**** SOURCE RECORDS

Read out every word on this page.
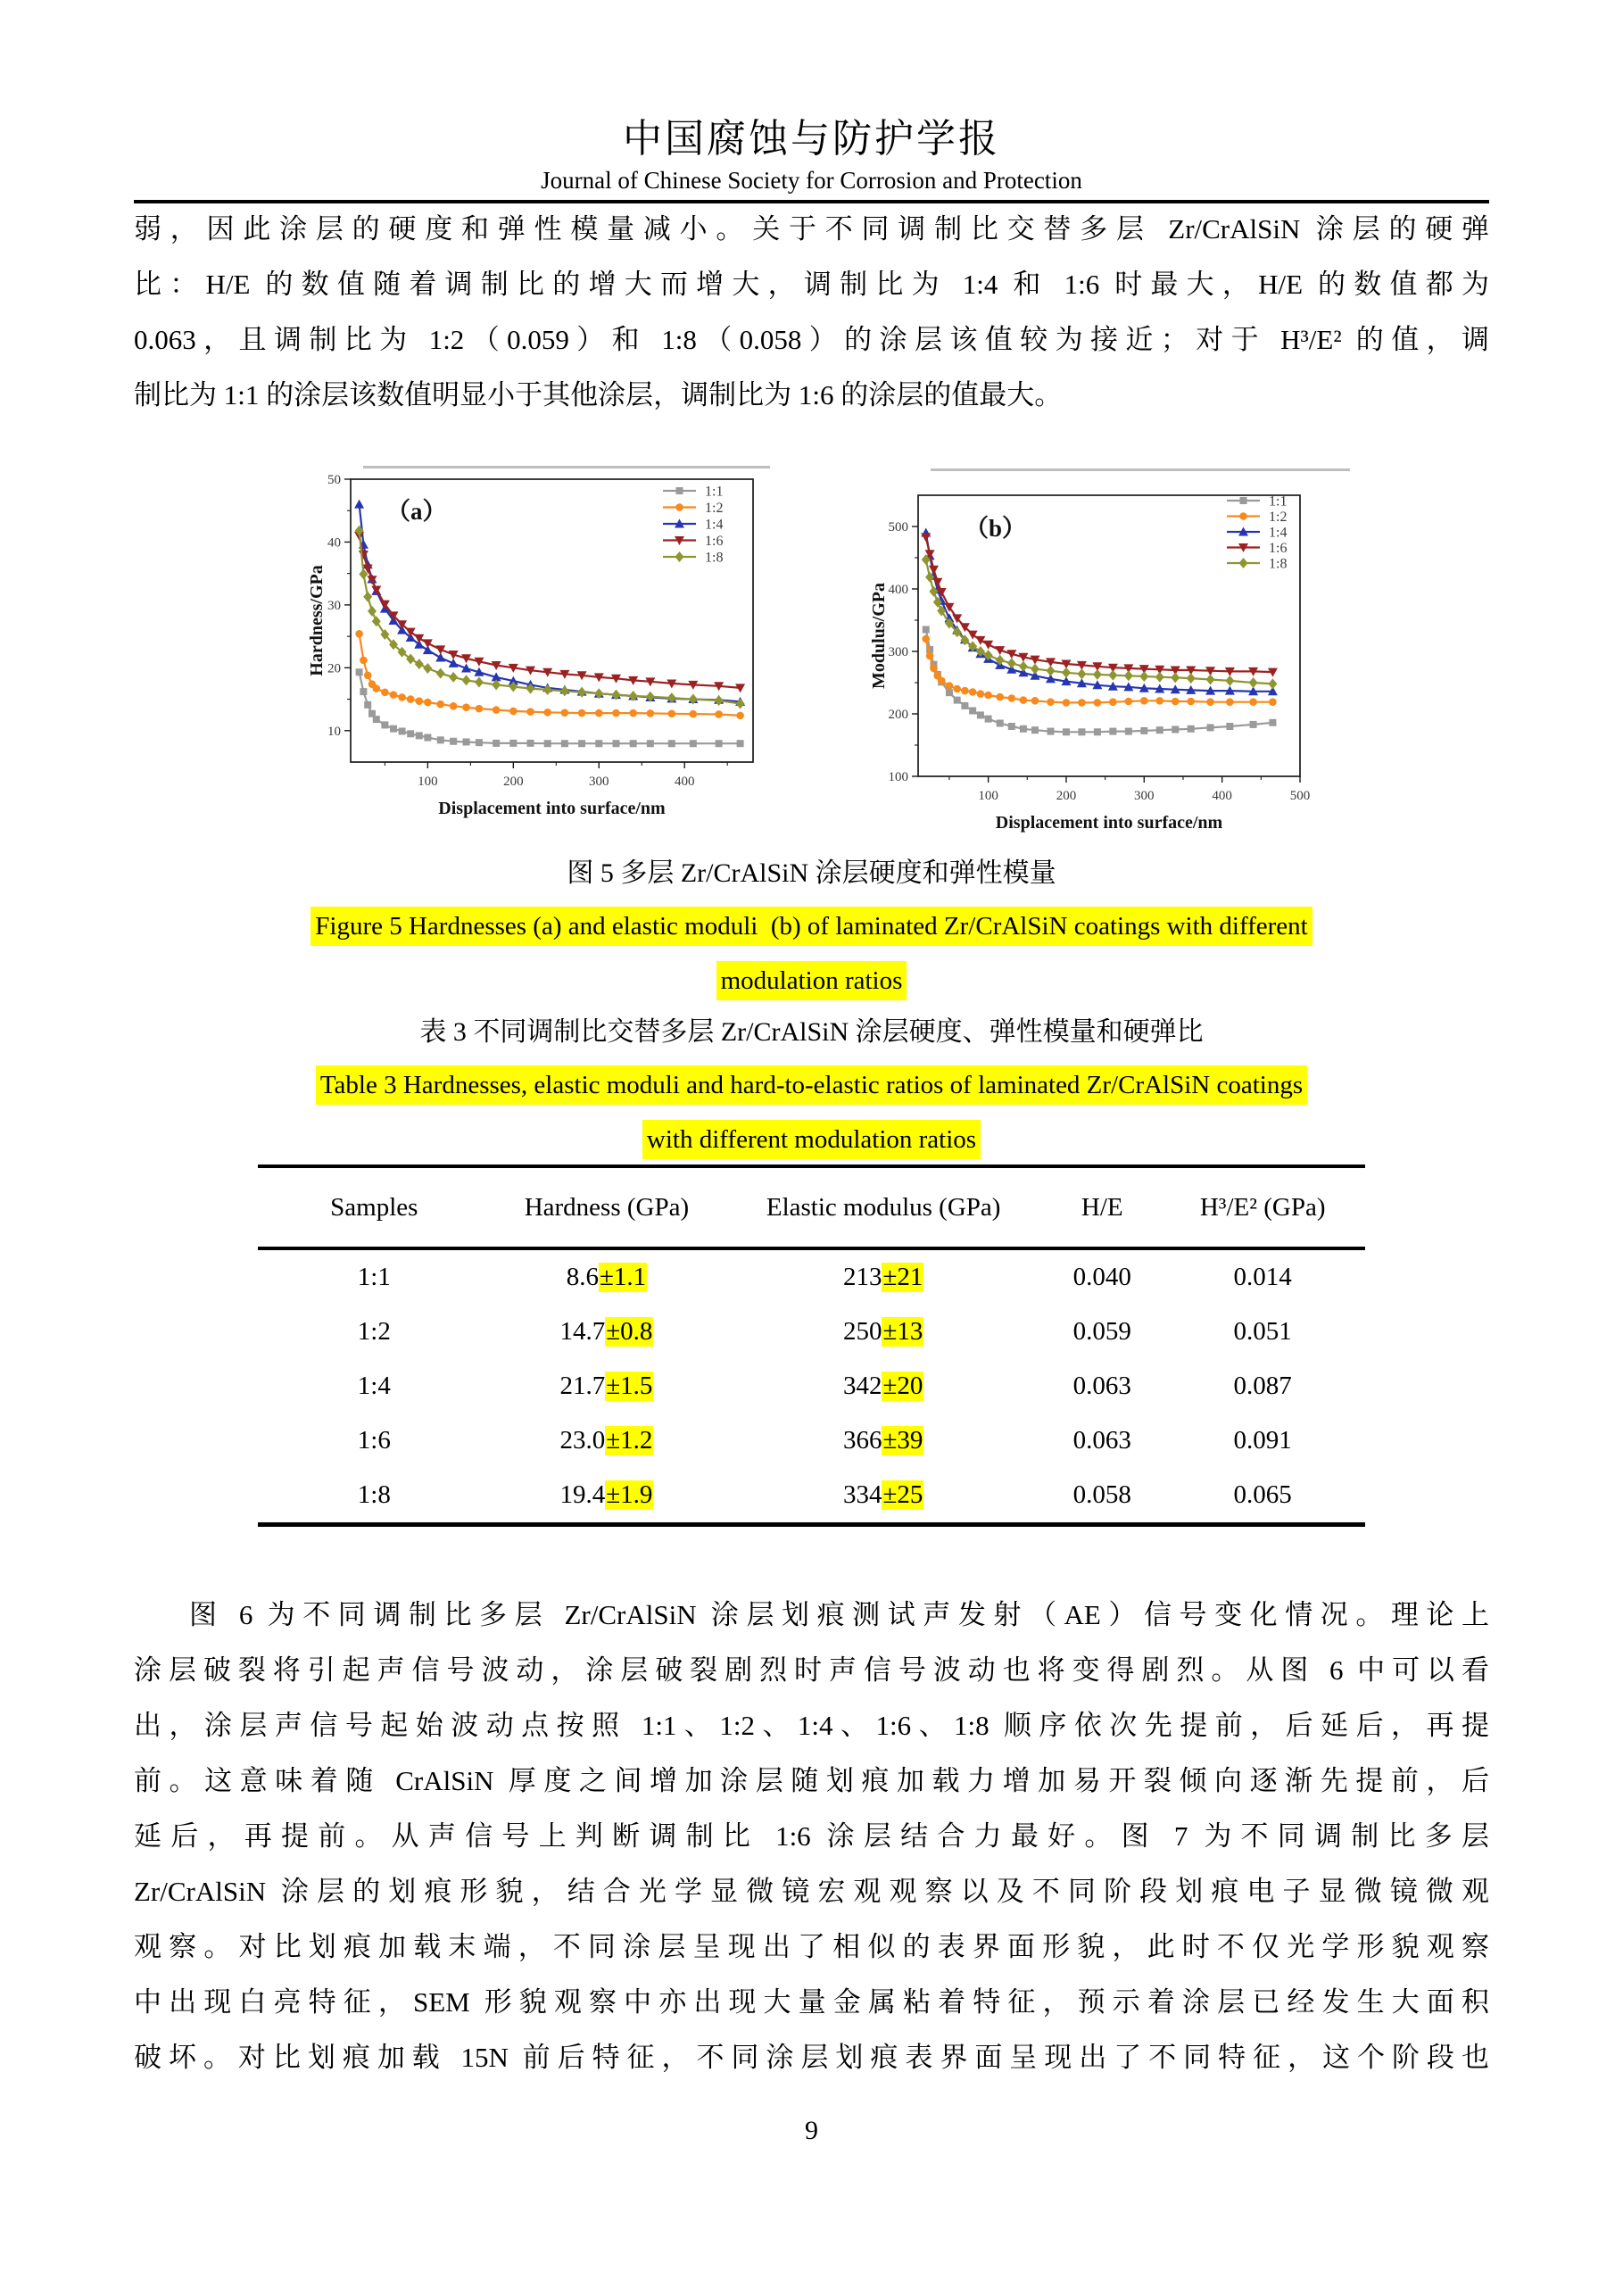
中国腐蚀与防护学报
Journal of Chinese Society for Corrosion and Protection
弱，因此涂层的硬度和弹性模量减小。关于不同调制比交替多层 Zr/CrAlSiN 涂层的硬弹
比：H/E 的数值随着调制比的增大而增大，调制比为 1:4 和 1:6 时最大，H/E 的数值都为
0.063，且调制比为 1:2（0.059）和 1:8（0.058）的涂层该值较为接近；对于 H³/E² 的值，调
制比为 1:1 的涂层该数值明显小于其他涂层，调制比为 1:6 的涂层的值最大。
100	200	300	400
10
20
30
40
50
1:1
1:2
1:4
1:6
1:8
（a）
Displacement into surface/nm
Hardness/GPa
100	200	300	400	500
100
200
300
400
500
1:1
1:2
1:4
1:6
1:8
（b）
Displacement into surface/nm
Modulus/GPa
图 5 多层 Zr/CrAlSiN 涂层硬度和弹性模量
Figure 5 Hardnesses (a) and elastic moduli  (b) of laminated Zr/CrAlSiN coatings with different
modulation ratios
表 3 不同调制比交替多层 Zr/CrAlSiN 涂层硬度、弹性模量和硬弹比
Table 3 Hardnesses, elastic moduli and hard-to-elastic ratios of laminated Zr/CrAlSiN coatings
with different modulation ratios
Samples	Hardness (GPa)	Elastic modulus (GPa)	H/E	H³/E² (GPa)
1:1	8.6±1.1	213±21	0.040	0.014
1:2	14.7±0.8	250±13	0.059	0.051
1:4	21.7±1.5	342±20	0.063	0.087
1:6	23.0±1.2	366±39	0.063	0.091
1:8	19.4±1.9	334±25	0.058	0.065
图 6 为不同调制比多层 Zr/CrAlSiN 涂层划痕测试声发射（AE）信号变化情况。理论上
涂层破裂将引起声信号波动，涂层破裂剧烈时声信号波动也将变得剧烈。从图 6 中可以看
出，涂层声信号起始波动点按照 1:1、1:2、1:4、1:6、1:8 顺序依次先提前，后延后，再提
前。这意味着随 CrAlSiN 厚度之间增加涂层随划痕加载力增加易开裂倾向逐渐先提前，后
延后，再提前。从声信号上判断调制比 1:6 涂层结合力最好。图 7 为不同调制比多层
Zr/CrAlSiN 涂层的划痕形貌，结合光学显微镜宏观观察以及不同阶段划痕电子显微镜微观
观察。对比划痕加载末端，不同涂层呈现出了相似的表界面形貌，此时不仅光学形貌观察
中出现白亮特征，SEM 形貌观察中亦出现大量金属粘着特征，预示着涂层已经发生大面积
破坏。对比划痕加载 15N 前后特征，不同涂层划痕表界面呈现出了不同特征，这个阶段也
9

********

#### DIRECTIONS
Write out each line again precisely as it appears, skipping every picture.

#### FINISHED TASK
Read out every word on this page.
中国腐蚀与防护学报
Journal of Chinese Society for Corrosion and Protection
弱，因此涂层的硬度和弹性模量减小。关于不同调制比交替多层 Zr/CrAlSiN 涂层的硬弹
比：H/E 的数值随着调制比的增大而增大，调制比为 1:4 和 1:6 时最大，H/E 的数值都为
0.063，且调制比为 1:2（0.059）和 1:8（0.058）的涂层该值较为接近；对于 H³/E² 的值，调
制比为 1:1 的涂层该数值明显小于其他涂层，调制比为 1:6 的涂层的值最大。
100	200	300	400
10
20
30
40
50
1:1
1:2
1:4
1:6
1:8
（a）
Displacement into surface/nm
Hardness/GPa
100	200	300	400	500
100
200
300
400
500
1:1
1:2
1:4
1:6
1:8
（b）
Displacement into surface/nm
Modulus/GPa
图 5 多层 Zr/CrAlSiN 涂层硬度和弹性模量
Figure 5 Hardnesses (a) and elastic moduli  (b) of laminated Zr/CrAlSiN coatings with different
modulation ratios
表 3 不同调制比交替多层 Zr/CrAlSiN 涂层硬度、弹性模量和硬弹比
Table 3 Hardnesses, elastic moduli and hard-to-elastic ratios of laminated Zr/CrAlSiN coatings
with different modulation ratios
Samples	Hardness (GPa)	Elastic modulus (GPa)	H/E	H³/E² (GPa)
1:1	8.6±1.1	213±21	0.040	0.014
1:2	14.7±0.8	250±13	0.059	0.051
1:4	21.7±1.5	342±20	0.063	0.087
1:6	23.0±1.2	366±39	0.063	0.091
1:8	19.4±1.9	334±25	0.058	0.065
图 6 为不同调制比多层 Zr/CrAlSiN 涂层划痕测试声发射（AE）信号变化情况。理论上
涂层破裂将引起声信号波动，涂层破裂剧烈时声信号波动也将变得剧烈。从图 6 中可以看
出，涂层声信号起始波动点按照 1:1、1:2、1:4、1:6、1:8 顺序依次先提前，后延后，再提
前。这意味着随 CrAlSiN 厚度之间增加涂层随划痕加载力增加易开裂倾向逐渐先提前，后
延后，再提前。从声信号上判断调制比 1:6 涂层结合力最好。图 7 为不同调制比多层
Zr/CrAlSiN 涂层的划痕形貌，结合光学显微镜宏观观察以及不同阶段划痕电子显微镜微观
观察。对比划痕加载末端，不同涂层呈现出了相似的表界面形貌，此时不仅光学形貌观察
中出现白亮特征，SEM 形貌观察中亦出现大量金属粘着特征，预示着涂层已经发生大面积
破坏。对比划痕加载 15N 前后特征，不同涂层划痕表界面呈现出了不同特征，这个阶段也
9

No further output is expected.